▶ [Exercise task]: Starting at the beginning of the listing and ending at the line containing "empty-size-block: [664, 952, 887, 1065]", reproduce those lines with every "LL (US L)" swapped for "2L (US L)" and nothing else altered.

─── Record set

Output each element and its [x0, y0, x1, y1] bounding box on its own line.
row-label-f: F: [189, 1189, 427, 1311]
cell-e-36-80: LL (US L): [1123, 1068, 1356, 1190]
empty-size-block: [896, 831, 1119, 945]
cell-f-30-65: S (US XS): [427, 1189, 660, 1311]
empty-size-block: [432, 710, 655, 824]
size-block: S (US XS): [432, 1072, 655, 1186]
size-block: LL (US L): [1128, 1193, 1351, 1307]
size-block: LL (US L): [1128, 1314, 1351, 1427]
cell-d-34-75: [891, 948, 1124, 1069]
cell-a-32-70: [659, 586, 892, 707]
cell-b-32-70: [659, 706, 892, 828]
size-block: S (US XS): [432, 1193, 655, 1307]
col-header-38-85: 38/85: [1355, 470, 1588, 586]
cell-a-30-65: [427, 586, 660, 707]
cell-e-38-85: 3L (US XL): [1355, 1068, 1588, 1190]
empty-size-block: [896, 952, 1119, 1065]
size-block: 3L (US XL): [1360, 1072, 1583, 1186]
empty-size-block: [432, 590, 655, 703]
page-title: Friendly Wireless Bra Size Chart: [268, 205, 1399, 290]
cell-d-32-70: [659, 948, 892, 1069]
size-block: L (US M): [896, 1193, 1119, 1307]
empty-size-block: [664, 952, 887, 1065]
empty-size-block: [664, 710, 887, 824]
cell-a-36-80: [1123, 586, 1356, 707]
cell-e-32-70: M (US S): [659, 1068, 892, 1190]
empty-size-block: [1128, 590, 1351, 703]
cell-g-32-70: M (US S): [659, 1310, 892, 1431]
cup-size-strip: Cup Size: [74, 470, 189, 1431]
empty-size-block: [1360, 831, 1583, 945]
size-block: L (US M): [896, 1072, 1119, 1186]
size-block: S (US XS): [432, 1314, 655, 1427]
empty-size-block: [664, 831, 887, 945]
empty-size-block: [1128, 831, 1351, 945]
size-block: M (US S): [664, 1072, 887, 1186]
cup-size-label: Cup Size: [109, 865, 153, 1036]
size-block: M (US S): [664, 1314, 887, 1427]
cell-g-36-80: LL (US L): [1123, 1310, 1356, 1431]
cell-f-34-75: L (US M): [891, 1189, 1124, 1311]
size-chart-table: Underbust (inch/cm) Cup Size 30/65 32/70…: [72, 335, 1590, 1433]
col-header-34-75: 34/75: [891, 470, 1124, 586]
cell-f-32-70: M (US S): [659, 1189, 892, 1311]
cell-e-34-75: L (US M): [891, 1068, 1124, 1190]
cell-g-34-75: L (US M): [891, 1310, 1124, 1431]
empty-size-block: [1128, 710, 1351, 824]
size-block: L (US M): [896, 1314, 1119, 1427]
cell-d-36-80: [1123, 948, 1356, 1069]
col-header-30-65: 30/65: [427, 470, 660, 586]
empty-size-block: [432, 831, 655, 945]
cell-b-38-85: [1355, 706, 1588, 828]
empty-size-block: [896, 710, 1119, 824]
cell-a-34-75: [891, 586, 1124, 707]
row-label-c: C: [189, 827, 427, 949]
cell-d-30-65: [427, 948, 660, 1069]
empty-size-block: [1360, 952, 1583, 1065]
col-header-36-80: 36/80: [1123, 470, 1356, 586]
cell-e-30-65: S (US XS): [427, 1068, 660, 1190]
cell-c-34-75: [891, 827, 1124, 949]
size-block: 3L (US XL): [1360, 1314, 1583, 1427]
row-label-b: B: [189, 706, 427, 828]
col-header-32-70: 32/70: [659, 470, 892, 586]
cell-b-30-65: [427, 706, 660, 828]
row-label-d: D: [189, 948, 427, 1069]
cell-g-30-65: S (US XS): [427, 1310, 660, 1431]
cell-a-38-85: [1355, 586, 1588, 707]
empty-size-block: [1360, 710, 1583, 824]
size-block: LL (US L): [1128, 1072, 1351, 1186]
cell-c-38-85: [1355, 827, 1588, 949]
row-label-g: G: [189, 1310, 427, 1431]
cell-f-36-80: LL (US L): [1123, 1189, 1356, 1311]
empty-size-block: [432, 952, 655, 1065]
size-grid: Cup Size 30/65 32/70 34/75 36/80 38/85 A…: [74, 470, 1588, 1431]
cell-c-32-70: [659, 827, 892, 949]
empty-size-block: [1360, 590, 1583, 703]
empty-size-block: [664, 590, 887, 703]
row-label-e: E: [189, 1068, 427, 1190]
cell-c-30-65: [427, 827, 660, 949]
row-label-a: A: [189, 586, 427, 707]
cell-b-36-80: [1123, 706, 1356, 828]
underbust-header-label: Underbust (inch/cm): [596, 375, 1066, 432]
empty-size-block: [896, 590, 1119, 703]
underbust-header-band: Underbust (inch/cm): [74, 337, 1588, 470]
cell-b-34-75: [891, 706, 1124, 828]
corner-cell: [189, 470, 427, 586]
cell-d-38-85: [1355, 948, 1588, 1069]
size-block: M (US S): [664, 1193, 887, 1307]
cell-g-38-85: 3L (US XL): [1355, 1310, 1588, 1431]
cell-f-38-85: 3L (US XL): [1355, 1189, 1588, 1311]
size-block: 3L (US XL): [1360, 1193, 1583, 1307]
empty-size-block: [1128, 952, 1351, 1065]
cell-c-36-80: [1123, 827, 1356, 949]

──────

▶ [Written answer]:
Output each element and its [x0, y0, x1, y1] bounding box on its own line.
row-label-f: F: [189, 1189, 427, 1311]
cell-e-36-80: 2L (US L): [1123, 1068, 1356, 1190]
empty-size-block: [896, 831, 1119, 945]
cell-f-30-65: S (US XS): [427, 1189, 660, 1311]
empty-size-block: [432, 710, 655, 824]
size-block: S (US XS): [432, 1072, 655, 1186]
size-block: 2L (US L): [1128, 1193, 1351, 1307]
size-block: 2L (US L): [1128, 1314, 1351, 1427]
cell-d-34-75: [891, 948, 1124, 1069]
cell-a-32-70: [659, 586, 892, 707]
cell-b-32-70: [659, 706, 892, 828]
size-block: S (US XS): [432, 1193, 655, 1307]
col-header-38-85: 38/85: [1355, 470, 1588, 586]
cell-a-30-65: [427, 586, 660, 707]
cell-e-38-85: 3L (US XL): [1355, 1068, 1588, 1190]
empty-size-block: [896, 952, 1119, 1065]
size-block: 3L (US XL): [1360, 1072, 1583, 1186]
empty-size-block: [432, 590, 655, 703]
page-title: Friendly Wireless Bra Size Chart: [268, 205, 1399, 290]
cell-d-32-70: [659, 948, 892, 1069]
size-block: L (US M): [896, 1193, 1119, 1307]
empty-size-block: [664, 952, 887, 1065]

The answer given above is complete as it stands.